Exercise data:
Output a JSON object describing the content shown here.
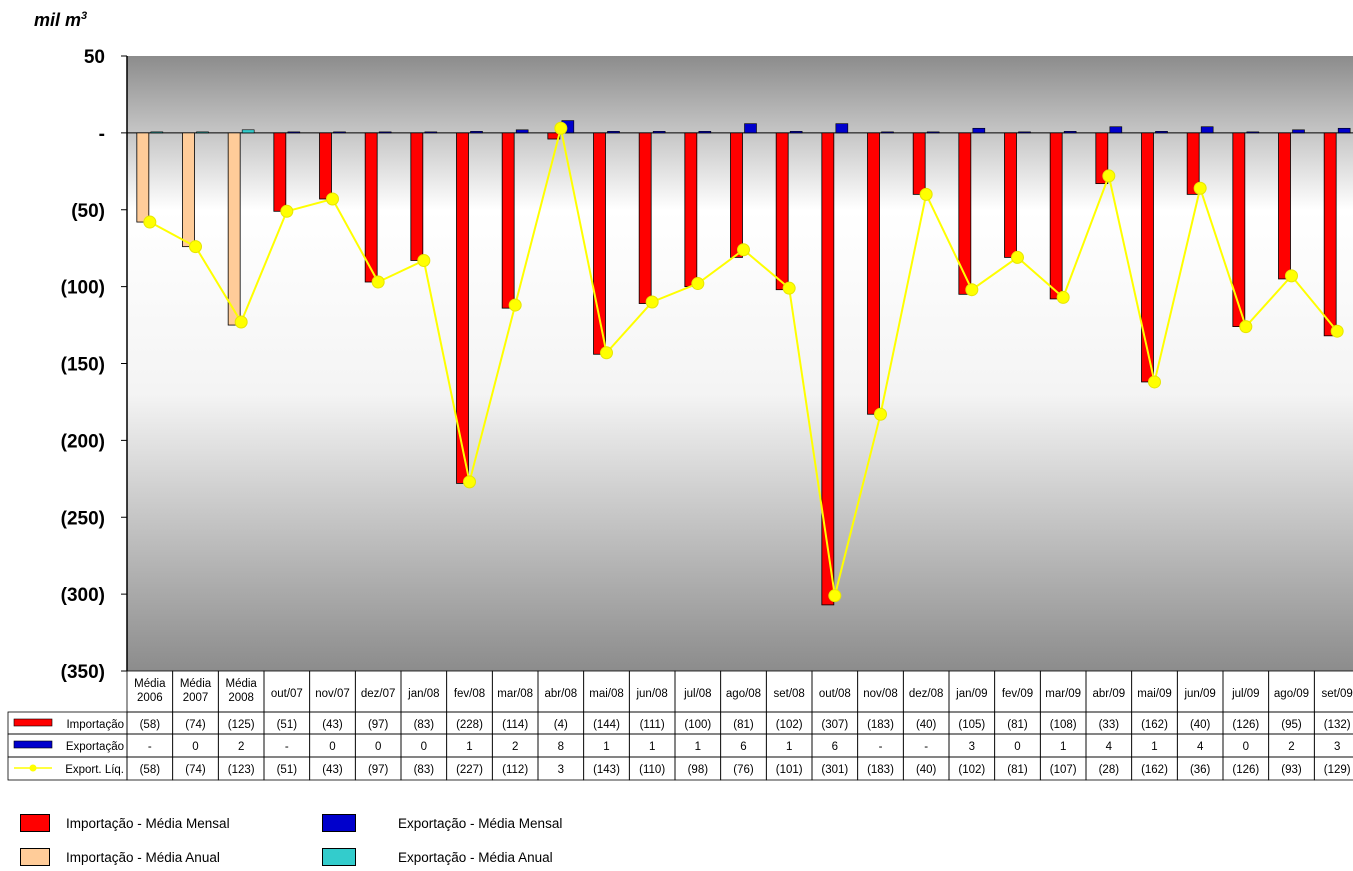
{
  "chart_data": {
    "type": "bar",
    "unit_label": "mil m",
    "unit_sup": "3",
    "y_ticks": [
      "50",
      "-",
      "(50)",
      "(100)",
      "(150)",
      "(200)",
      "(250)",
      "(300)",
      "(350)"
    ],
    "ylim": [
      -350,
      50
    ],
    "categories": [
      [
        "Média",
        "2006"
      ],
      [
        "Média",
        "2007"
      ],
      [
        "Média",
        "2008"
      ],
      [
        "out/07"
      ],
      [
        "nov/07"
      ],
      [
        "dez/07"
      ],
      [
        "jan/08"
      ],
      [
        "fev/08"
      ],
      [
        "mar/08"
      ],
      [
        "abr/08"
      ],
      [
        "mai/08"
      ],
      [
        "jun/08"
      ],
      [
        "jul/08"
      ],
      [
        "ago/08"
      ],
      [
        "set/08"
      ],
      [
        "out/08"
      ],
      [
        "nov/08"
      ],
      [
        "dez/08"
      ],
      [
        "jan/09"
      ],
      [
        "fev/09"
      ],
      [
        "mar/09"
      ],
      [
        "abr/09"
      ],
      [
        "mai/09"
      ],
      [
        "jun/09"
      ],
      [
        "jul/09"
      ],
      [
        "ago/09"
      ],
      [
        "set/09"
      ]
    ],
    "annual_count": 3,
    "series": [
      {
        "name": "Importação",
        "values": [
          -58,
          -74,
          -125,
          -51,
          -43,
          -97,
          -83,
          -228,
          -114,
          -4,
          -144,
          -111,
          -100,
          -81,
          -102,
          -307,
          -183,
          -40,
          -105,
          -81,
          -108,
          -33,
          -162,
          -40,
          -126,
          -95,
          -132
        ],
        "labels": [
          "(58)",
          "(74)",
          "(125)",
          "(51)",
          "(43)",
          "(97)",
          "(83)",
          "(228)",
          "(114)",
          "(4)",
          "(144)",
          "(111)",
          "(100)",
          "(81)",
          "(102)",
          "(307)",
          "(183)",
          "(40)",
          "(105)",
          "(81)",
          "(108)",
          "(33)",
          "(162)",
          "(40)",
          "(126)",
          "(95)",
          "(132)"
        ]
      },
      {
        "name": "Exportação",
        "values": [
          0,
          0,
          2,
          0,
          0,
          0,
          0,
          1,
          2,
          8,
          1,
          1,
          1,
          6,
          1,
          6,
          0,
          0,
          3,
          0,
          1,
          4,
          1,
          4,
          0,
          2,
          3
        ],
        "labels": [
          "-",
          "0",
          "2",
          "-",
          "0",
          "0",
          "0",
          "1",
          "2",
          "8",
          "1",
          "1",
          "1",
          "6",
          "1",
          "6",
          "-",
          "-",
          "3",
          "0",
          "1",
          "4",
          "1",
          "4",
          "0",
          "2",
          "3"
        ]
      },
      {
        "name": "Export. Líq.",
        "values": [
          -58,
          -74,
          -123,
          -51,
          -43,
          -97,
          -83,
          -227,
          -112,
          3,
          -143,
          -110,
          -98,
          -76,
          -101,
          -301,
          -183,
          -40,
          -102,
          -81,
          -107,
          -28,
          -162,
          -36,
          -126,
          -93,
          -129
        ],
        "labels": [
          "(58)",
          "(74)",
          "(123)",
          "(51)",
          "(43)",
          "(97)",
          "(83)",
          "(227)",
          "(112)",
          "3",
          "(143)",
          "(110)",
          "(98)",
          "(76)",
          "(101)",
          "(301)",
          "(183)",
          "(40)",
          "(102)",
          "(81)",
          "(107)",
          "(28)",
          "(162)",
          "(36)",
          "(126)",
          "(93)",
          "(129)"
        ]
      }
    ],
    "colors": {
      "import_monthly": "#ff0000",
      "import_annual": "#ffcc99",
      "export_monthly": "#0000cc",
      "export_annual": "#33cccc",
      "net_line": "#ffff00",
      "plot_bg_top": "#8c8c8c",
      "plot_bg_mid": "#ffffff"
    },
    "legend": [
      {
        "label": "Importação - Média Mensal",
        "color": "#ff0000"
      },
      {
        "label": "Exportação - Média Mensal",
        "color": "#0000cc"
      },
      {
        "label": "Importação - Média Anual",
        "color": "#ffcc99"
      },
      {
        "label": "Exportação - Média Anual",
        "color": "#33cccc"
      }
    ]
  }
}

Stated task: Filter out every line that lacks the word "Exportação", and copy the rest.

Solution to this task:
        "name": "Exportação",
        "label": "Exportação - Média Mensal",
        "label": "Exportação - Média Anual",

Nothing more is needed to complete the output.